▶ [Stored data entries]:
----------------------------------------

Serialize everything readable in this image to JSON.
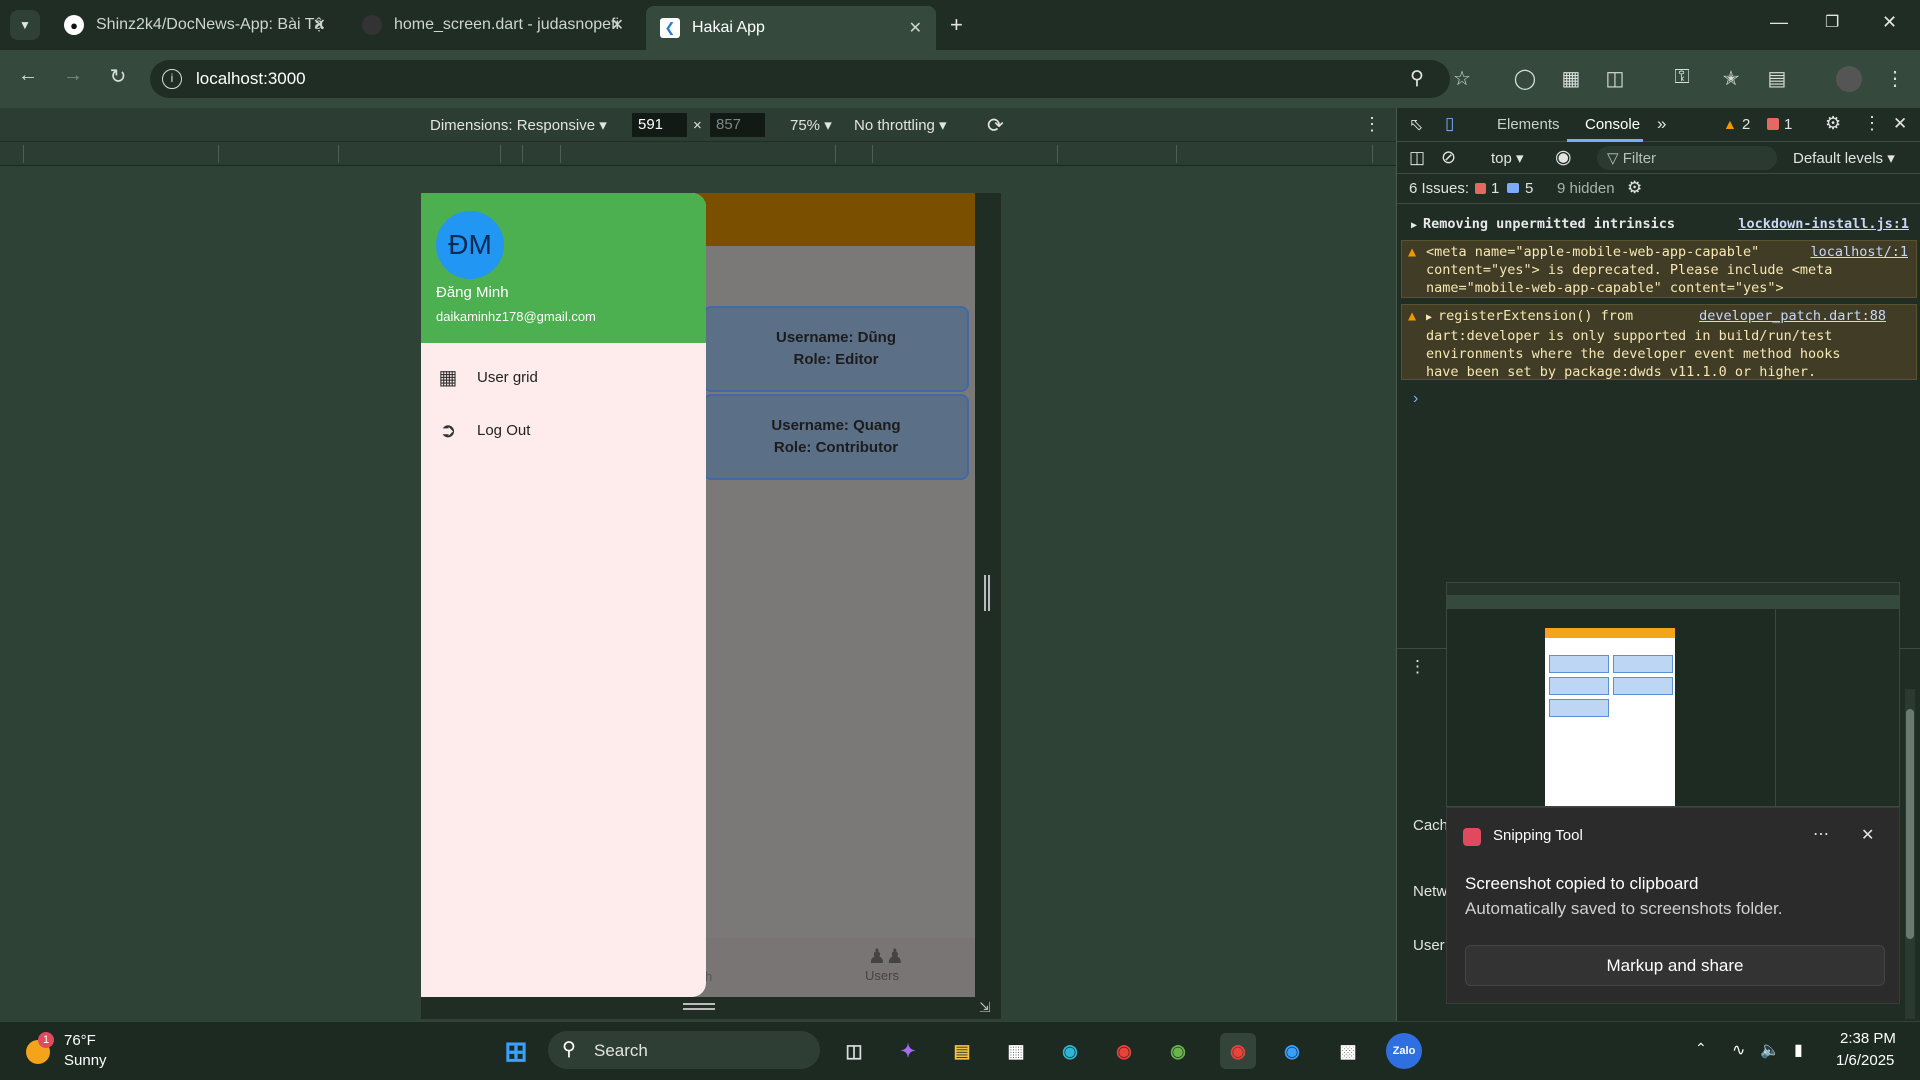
{
  "browser": {
    "tabs": [
      {
        "title": "Shinz2k4/DocNews-App: Bài Tậ",
        "icon": "github-icon"
      },
      {
        "title": "home_screen.dart - judasnopefi",
        "icon": "github-icon"
      },
      {
        "title": "Hakai App",
        "icon": "flutter-icon"
      }
    ],
    "url": "localhost:3000"
  },
  "device_toolbar": {
    "dimensions_label": "Dimensions: Responsive",
    "width": "591",
    "times": "×",
    "height": "857",
    "zoom": "75%",
    "throttling": "No throttling"
  },
  "app": {
    "cards": [
      {
        "username": "Username: Dũng",
        "role": "Role: Editor"
      },
      {
        "username": "Username: Quang",
        "role": "Role: Contributor"
      }
    ],
    "nav_partial": "h",
    "nav_users": "Users",
    "drawer": {
      "avatar_initials": "ĐM",
      "name": "Đăng Minh",
      "email": "daikaminhz178@gmail.com",
      "items": [
        {
          "label": "User grid",
          "icon": "grid-icon"
        },
        {
          "label": "Log Out",
          "icon": "logout-icon"
        }
      ]
    }
  },
  "devtools": {
    "tabs": [
      "Elements",
      "Console"
    ],
    "warnings_count": "2",
    "errors_count": "1",
    "context": "top",
    "filter_placeholder": "Filter",
    "levels": "Default levels",
    "issues_label": "6 Issues:",
    "issues_errors": "1",
    "issues_info": "5",
    "hidden": "9 hidden",
    "messages": [
      {
        "text": "Removing unpermitted intrinsics",
        "link": "lockdown-install.js:1"
      },
      {
        "line1": "<meta name=\"apple-mobile-web-app-capable\"",
        "link": "localhost/:1",
        "line2": "content=\"yes\"> is deprecated. Please include <meta",
        "line3": "name=\"mobile-web-app-capable\" content=\"yes\">"
      },
      {
        "line1": "registerExtension() from",
        "link": "developer_patch.dart:88",
        "line2": "dart:developer is only supported in build/run/test",
        "line3": "environments where the developer event method hooks",
        "line4": "have been set by package:dwds v11.1.0 or higher."
      }
    ],
    "drawer_partial": [
      "Cach",
      "Netw",
      "User"
    ]
  },
  "toast": {
    "app": "Snipping Tool",
    "title": "Screenshot copied to clipboard",
    "subtitle": "Automatically saved to screenshots folder.",
    "button": "Markup and share"
  },
  "taskbar": {
    "weather_temp": "76°F",
    "weather_desc": "Sunny",
    "weather_badge": "1",
    "search": "Search",
    "time": "2:38 PM",
    "date": "1/6/2025"
  }
}
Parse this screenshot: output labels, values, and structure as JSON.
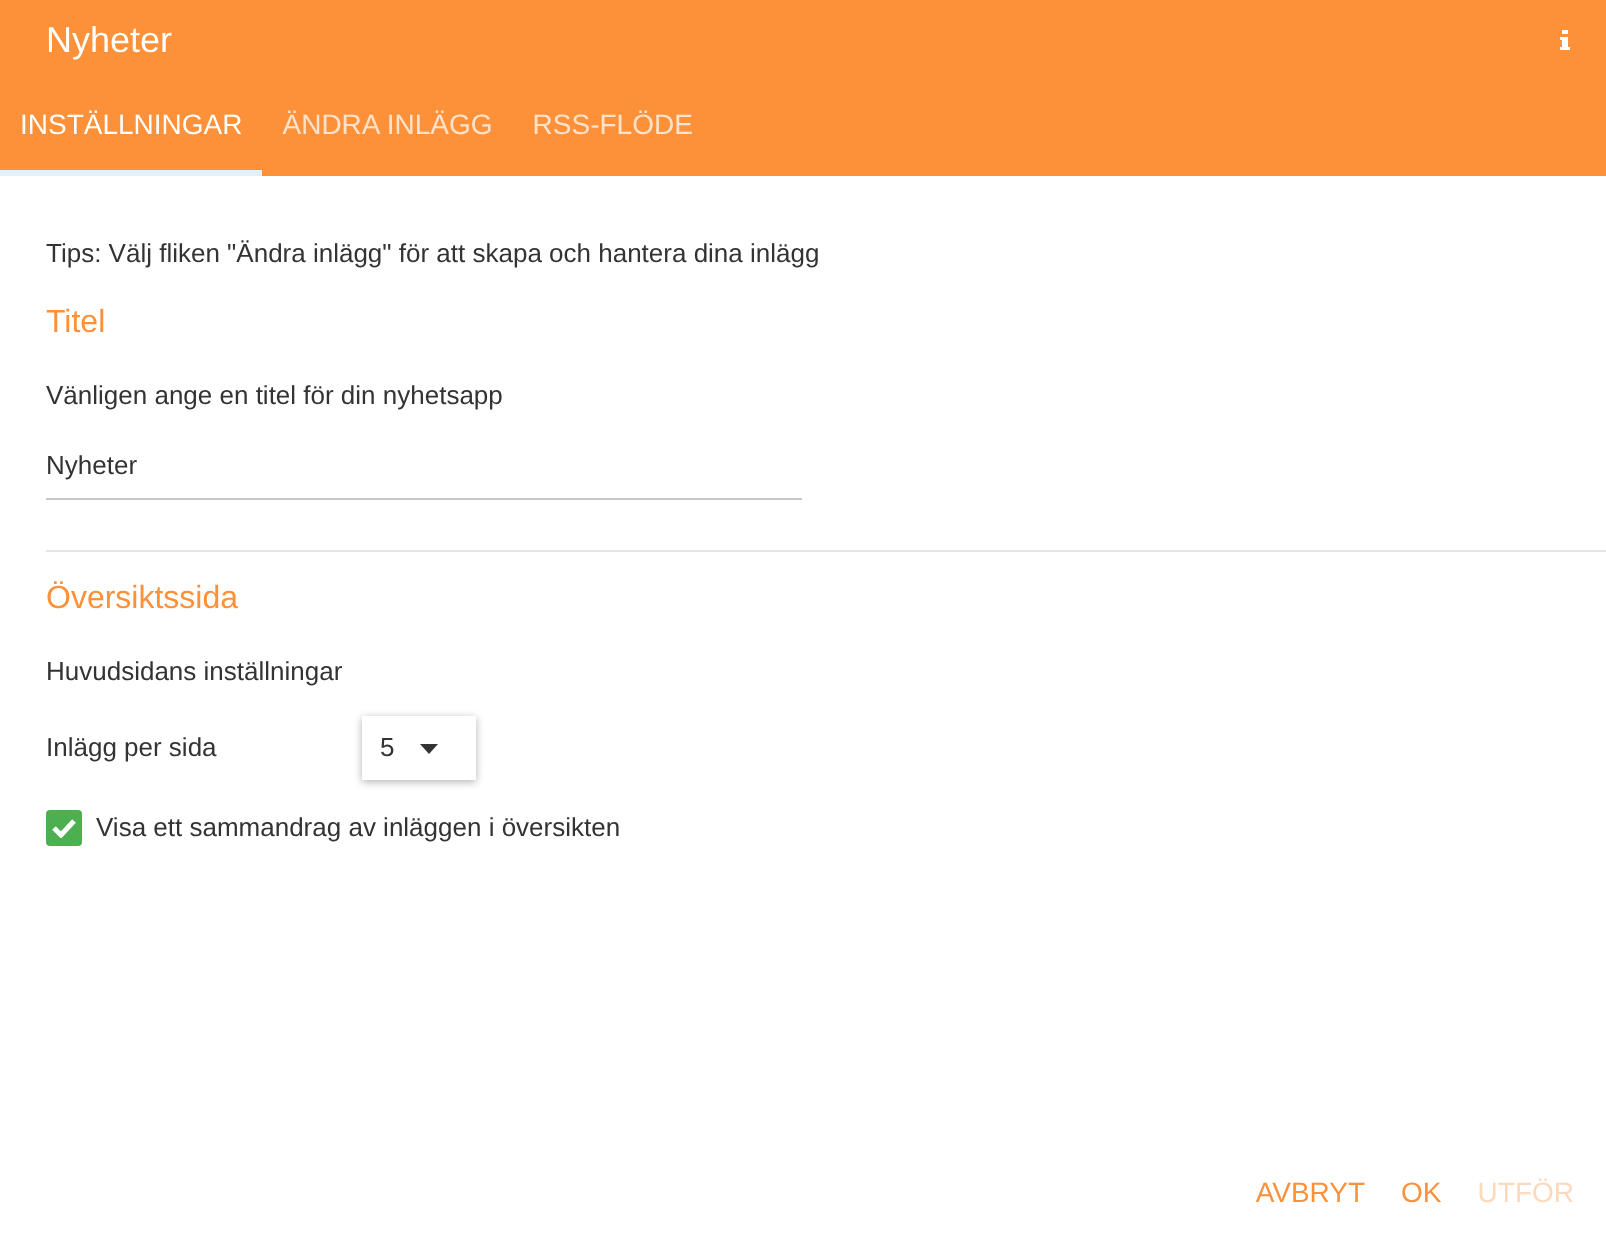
{
  "header": {
    "title": "Nyheter"
  },
  "tabs": [
    {
      "label": "INSTÄLLNINGAR",
      "selected": true
    },
    {
      "label": "ÄNDRA INLÄGG",
      "selected": false
    },
    {
      "label": "RSS-FLÖDE",
      "selected": false
    }
  ],
  "tip": "Tips: Välj fliken \"Ändra inlägg\" för att skapa och hantera dina inlägg",
  "title_section": {
    "heading": "Titel",
    "description": "Vänligen ange en titel för din nyhetsapp",
    "value": "Nyheter"
  },
  "overview_section": {
    "heading": "Översiktssida",
    "description": "Huvudsidans inställningar",
    "posts_per_page": {
      "label": "Inlägg per sida",
      "value": "5"
    },
    "summary": {
      "label": "Visa ett sammandrag av inläggen i översikten",
      "checked": true
    }
  },
  "buttons": [
    {
      "label": "AVBRYT",
      "disabled": false
    },
    {
      "label": "OK",
      "disabled": false
    },
    {
      "label": "UTFÖR",
      "disabled": true
    }
  ]
}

----------------------------------------

▶ [JOB]:
In how many lines of the data does the string "true" appear? Give only the number.

▶ [FULL ANSWER]:
3